_TEXT BLOCK:_
11. A barrel for use in pre-stressing a tendon which includes
a body having a leading end and a hole therethrough through which a part of a tendon to be tensioned can pass; and a zone of weakness which is configured to yield in the direction of the leading end of the body when the body is subjected to a predetermined compressive load.
1. A barrel for use in pre-stressing a tendon, which includes
a body having a leading end and a hole therethrough; and a spacing member in the form of a shear ring fast with the body and configured to transmit a compressive load applied by a setting member to the body, the spacing member being designed to yield in the direction of the leading end of the body when a predetermined compressive load is applied thereto.
24. A barrel for use in pre-stressing a tendon which includes
a unitary body which is generally circular in shape and has a hole extending axially therethrough through which a part of a tendon to be tensioned can pass, the hole having a diameter which decreases over at least part of its length towards a leading end of the body, the leading end of the body being rounded; and indicating means integral with the body to indicate when a predetermined compressive load has been applied to the body.
16. In the pre-stressing of a tendon anchored at one end, by making use of a tensioning jack having a nose bearing against a tapered barrel around the other end of the tendon, there is provided a method which includes steps of providing a spacing member through which a load applied by the nose to the barrel is transmitted, the spacing member being designed to yield at a predetermined load between the nose and the barrel; and using such yield to cause the nose to set a wedge arrangement in the barrel to grip the tendon.

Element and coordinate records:

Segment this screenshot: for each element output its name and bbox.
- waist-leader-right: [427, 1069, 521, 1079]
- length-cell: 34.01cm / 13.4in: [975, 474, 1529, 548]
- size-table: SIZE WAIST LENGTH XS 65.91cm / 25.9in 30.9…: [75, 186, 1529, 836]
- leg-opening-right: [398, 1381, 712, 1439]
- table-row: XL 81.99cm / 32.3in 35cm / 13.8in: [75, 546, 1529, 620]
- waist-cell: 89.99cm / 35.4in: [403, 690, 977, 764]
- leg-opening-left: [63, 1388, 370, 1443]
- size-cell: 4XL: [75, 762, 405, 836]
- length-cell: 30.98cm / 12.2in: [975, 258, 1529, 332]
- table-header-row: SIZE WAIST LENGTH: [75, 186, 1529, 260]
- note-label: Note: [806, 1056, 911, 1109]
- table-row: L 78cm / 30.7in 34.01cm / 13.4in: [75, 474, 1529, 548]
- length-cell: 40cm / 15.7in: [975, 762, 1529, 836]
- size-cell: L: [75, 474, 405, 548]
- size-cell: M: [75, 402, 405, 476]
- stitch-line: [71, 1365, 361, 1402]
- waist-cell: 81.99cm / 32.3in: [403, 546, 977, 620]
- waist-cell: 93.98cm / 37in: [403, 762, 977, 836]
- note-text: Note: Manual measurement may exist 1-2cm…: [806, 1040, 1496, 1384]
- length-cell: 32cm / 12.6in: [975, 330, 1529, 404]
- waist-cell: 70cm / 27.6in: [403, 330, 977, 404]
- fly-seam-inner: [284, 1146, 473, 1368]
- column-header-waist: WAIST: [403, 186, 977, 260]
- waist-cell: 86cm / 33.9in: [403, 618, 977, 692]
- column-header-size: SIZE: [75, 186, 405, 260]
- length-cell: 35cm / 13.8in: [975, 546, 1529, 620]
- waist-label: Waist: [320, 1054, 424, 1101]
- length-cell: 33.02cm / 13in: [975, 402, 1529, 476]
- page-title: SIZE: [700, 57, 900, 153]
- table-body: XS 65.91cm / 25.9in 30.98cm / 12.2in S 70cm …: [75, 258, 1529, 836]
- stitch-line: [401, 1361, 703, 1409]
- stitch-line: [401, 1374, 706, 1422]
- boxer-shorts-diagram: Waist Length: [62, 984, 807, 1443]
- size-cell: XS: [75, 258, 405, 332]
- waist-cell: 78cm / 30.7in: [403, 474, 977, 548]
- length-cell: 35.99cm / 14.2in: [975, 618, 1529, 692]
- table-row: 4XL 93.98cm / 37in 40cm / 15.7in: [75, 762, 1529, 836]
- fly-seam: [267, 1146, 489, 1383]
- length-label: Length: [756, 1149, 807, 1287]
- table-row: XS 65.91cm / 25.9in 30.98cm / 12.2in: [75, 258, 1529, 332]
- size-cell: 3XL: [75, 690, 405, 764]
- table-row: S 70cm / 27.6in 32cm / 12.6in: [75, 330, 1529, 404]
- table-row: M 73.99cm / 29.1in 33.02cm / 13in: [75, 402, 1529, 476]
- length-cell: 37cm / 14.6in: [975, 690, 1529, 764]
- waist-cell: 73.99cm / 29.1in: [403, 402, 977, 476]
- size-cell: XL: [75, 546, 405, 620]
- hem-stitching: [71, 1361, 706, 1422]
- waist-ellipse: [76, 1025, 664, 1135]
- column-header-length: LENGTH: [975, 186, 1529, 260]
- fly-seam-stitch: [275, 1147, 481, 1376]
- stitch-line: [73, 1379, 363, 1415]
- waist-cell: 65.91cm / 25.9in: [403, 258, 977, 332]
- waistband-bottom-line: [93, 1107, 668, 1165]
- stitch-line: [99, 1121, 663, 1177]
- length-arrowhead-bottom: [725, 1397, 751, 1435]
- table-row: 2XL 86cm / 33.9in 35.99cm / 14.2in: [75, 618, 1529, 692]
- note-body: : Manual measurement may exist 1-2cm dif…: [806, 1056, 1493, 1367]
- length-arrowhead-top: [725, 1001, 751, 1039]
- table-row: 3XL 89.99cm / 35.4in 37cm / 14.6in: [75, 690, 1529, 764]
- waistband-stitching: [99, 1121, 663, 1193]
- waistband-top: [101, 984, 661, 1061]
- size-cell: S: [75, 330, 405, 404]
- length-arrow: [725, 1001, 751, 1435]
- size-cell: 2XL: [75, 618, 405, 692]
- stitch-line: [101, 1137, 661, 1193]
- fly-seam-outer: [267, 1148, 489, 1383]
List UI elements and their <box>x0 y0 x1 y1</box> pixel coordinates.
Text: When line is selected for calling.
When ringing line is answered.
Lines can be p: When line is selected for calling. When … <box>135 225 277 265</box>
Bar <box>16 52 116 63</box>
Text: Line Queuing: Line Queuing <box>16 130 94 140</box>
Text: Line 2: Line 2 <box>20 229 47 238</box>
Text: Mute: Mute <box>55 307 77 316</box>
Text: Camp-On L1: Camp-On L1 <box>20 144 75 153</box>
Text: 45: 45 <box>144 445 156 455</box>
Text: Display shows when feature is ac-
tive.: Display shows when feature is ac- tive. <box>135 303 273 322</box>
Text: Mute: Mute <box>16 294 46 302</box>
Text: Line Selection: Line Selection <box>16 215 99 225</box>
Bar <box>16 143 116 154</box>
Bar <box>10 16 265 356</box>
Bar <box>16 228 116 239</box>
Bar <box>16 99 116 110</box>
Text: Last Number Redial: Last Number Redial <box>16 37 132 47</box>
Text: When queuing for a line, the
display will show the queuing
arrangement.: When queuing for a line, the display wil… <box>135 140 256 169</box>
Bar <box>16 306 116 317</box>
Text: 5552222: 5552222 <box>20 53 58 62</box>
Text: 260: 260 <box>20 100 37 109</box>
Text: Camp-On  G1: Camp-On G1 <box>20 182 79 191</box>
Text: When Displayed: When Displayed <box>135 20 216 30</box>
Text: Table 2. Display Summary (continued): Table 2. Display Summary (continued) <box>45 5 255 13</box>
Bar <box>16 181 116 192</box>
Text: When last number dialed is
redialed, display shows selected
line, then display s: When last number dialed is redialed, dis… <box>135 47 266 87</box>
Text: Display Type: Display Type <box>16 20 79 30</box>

_TASK BRIEF:_
In the text on pre-stressing barrels, what form does the spacing member described in claim 1 take?

_FINISHED TASK:_
A shear ring fast with the body.